Directions
Find the lines containing the word "Orders" and copy every one of them.

Dataset entries
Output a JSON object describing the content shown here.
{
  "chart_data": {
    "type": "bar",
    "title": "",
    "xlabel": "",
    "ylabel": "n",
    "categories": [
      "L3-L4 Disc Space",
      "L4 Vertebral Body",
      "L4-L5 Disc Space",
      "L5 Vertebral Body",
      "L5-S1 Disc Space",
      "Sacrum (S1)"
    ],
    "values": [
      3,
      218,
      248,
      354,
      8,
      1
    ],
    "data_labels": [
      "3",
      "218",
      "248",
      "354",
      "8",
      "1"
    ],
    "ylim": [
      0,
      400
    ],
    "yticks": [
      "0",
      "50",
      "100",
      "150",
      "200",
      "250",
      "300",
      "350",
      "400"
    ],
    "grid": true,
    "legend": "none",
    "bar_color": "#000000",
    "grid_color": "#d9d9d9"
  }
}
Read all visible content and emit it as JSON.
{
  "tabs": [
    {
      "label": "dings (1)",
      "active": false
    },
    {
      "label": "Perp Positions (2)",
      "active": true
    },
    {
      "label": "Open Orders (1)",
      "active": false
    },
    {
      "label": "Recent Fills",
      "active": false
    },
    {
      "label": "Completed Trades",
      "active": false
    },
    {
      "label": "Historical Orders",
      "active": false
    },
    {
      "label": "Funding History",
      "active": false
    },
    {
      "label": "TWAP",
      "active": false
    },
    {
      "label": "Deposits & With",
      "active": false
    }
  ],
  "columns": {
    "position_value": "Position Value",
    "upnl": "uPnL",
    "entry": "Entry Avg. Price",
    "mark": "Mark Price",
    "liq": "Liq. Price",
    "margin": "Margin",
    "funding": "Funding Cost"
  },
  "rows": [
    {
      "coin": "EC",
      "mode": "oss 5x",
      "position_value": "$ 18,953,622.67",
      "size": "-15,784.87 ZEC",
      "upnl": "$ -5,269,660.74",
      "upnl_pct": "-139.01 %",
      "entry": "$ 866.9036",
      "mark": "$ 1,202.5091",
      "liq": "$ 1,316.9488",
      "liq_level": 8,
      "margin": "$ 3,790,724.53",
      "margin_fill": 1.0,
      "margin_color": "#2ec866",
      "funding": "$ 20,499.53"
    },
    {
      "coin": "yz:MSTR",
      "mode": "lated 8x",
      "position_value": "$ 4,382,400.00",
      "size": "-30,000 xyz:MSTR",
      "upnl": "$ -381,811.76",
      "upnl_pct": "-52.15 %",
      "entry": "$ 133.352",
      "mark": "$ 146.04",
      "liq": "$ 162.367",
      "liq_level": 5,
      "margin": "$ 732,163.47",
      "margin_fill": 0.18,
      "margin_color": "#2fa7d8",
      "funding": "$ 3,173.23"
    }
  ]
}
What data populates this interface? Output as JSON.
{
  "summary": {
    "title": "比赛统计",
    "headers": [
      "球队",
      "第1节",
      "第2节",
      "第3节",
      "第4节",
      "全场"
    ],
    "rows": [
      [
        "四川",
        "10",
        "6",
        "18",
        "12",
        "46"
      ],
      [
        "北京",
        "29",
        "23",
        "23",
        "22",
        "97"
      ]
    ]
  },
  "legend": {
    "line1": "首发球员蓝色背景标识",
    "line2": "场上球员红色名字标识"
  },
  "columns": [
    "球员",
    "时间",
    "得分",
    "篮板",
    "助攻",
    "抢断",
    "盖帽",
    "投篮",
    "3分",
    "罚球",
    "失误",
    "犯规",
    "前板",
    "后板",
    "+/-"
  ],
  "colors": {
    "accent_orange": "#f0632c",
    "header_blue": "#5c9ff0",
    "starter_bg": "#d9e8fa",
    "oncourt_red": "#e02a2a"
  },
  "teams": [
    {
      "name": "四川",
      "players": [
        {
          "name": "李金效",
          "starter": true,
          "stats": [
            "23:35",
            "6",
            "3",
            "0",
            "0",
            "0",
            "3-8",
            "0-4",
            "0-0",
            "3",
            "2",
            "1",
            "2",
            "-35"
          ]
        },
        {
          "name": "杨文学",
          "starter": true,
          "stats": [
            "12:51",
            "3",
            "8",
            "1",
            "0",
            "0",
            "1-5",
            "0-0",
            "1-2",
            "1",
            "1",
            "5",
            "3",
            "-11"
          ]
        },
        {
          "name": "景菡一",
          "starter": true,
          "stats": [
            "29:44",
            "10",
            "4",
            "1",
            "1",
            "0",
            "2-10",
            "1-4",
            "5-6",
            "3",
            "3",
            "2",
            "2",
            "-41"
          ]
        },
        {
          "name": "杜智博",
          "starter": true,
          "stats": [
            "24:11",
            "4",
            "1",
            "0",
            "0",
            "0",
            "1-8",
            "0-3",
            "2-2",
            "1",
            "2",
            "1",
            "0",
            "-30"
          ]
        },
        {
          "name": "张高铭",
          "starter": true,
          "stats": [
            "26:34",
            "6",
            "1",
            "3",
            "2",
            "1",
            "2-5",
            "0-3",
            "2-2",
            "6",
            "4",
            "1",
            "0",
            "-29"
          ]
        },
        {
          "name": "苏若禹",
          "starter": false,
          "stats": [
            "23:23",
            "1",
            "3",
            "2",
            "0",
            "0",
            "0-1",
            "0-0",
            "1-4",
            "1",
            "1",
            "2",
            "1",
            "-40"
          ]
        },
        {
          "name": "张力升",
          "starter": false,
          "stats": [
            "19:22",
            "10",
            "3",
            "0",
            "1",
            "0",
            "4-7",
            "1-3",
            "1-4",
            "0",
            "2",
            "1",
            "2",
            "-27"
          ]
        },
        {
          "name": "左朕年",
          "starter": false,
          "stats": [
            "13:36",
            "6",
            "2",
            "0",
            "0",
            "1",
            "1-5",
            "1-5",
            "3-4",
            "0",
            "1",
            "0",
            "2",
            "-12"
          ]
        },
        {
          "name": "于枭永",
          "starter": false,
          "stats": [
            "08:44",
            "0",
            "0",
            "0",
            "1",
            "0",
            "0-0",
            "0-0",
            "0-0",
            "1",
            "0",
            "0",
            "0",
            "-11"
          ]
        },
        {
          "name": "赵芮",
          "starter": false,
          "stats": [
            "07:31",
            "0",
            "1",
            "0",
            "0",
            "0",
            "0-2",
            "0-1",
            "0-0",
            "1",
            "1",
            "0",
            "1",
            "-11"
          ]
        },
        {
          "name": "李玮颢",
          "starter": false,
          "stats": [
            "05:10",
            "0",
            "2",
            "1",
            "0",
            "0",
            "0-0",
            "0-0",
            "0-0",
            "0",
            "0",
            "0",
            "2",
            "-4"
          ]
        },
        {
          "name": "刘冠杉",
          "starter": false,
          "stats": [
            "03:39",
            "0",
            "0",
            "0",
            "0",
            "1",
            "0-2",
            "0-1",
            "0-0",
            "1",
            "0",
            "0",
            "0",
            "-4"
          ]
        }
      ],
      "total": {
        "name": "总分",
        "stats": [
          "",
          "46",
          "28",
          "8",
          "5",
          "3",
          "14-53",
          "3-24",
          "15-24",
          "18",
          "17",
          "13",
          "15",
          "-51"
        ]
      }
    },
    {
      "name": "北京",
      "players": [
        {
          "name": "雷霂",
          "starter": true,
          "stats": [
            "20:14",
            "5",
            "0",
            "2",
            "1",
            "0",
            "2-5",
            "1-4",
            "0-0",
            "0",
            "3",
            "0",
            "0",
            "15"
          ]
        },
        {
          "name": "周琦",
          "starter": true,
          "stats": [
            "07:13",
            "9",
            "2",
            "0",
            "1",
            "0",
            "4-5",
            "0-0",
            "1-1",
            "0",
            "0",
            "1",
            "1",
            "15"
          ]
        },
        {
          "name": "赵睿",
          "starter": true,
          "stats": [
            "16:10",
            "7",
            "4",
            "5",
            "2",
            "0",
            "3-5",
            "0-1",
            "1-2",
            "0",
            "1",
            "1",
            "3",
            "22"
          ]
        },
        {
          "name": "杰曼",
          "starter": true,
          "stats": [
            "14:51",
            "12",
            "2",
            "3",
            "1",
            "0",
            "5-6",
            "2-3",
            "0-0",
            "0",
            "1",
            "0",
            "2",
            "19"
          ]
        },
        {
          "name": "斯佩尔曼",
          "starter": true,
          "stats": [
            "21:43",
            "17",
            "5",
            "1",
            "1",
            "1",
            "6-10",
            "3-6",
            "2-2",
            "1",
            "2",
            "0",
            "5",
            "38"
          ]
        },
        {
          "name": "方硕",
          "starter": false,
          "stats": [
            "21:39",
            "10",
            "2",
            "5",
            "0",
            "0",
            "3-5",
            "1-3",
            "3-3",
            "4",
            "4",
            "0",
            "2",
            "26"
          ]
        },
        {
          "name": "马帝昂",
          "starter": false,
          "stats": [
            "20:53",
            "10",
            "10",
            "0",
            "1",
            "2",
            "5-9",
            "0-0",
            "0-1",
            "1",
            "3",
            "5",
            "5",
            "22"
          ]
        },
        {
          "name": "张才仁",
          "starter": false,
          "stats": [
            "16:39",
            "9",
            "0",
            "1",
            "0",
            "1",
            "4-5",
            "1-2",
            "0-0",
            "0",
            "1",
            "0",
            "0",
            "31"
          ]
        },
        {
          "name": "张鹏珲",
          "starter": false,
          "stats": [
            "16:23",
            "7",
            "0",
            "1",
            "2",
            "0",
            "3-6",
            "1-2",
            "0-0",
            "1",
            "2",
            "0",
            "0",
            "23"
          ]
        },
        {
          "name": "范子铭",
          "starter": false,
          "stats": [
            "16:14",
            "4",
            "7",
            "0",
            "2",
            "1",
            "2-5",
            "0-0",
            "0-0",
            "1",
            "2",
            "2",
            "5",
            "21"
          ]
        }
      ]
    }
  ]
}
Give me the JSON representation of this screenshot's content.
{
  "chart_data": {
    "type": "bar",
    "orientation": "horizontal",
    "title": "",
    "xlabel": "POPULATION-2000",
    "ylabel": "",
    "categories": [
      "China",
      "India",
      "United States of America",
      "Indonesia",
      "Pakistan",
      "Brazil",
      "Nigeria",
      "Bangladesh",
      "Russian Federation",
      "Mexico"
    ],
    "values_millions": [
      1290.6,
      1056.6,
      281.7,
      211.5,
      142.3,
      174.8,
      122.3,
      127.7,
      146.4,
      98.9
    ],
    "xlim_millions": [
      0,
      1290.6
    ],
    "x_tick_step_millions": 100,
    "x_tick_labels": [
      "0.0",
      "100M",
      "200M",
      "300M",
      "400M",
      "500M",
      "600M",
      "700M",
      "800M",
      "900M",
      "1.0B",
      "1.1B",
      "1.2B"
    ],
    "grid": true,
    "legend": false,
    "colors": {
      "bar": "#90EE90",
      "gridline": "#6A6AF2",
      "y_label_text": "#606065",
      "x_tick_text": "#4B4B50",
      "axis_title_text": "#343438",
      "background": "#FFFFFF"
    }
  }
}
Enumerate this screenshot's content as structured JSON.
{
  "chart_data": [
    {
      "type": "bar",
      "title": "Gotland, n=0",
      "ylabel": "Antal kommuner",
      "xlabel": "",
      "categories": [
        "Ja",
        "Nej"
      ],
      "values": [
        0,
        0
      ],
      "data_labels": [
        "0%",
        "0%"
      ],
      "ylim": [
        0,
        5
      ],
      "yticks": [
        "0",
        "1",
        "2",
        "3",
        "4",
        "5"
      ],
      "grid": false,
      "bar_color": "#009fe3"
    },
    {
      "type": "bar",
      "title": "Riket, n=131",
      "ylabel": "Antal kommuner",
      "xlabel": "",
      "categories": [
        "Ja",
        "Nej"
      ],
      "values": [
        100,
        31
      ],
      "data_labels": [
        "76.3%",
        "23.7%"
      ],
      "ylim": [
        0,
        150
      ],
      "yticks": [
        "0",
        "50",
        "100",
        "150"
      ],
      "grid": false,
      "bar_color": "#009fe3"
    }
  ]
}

Correct output
      "label": "Open Orders (1)",
      "label": "Historical Orders",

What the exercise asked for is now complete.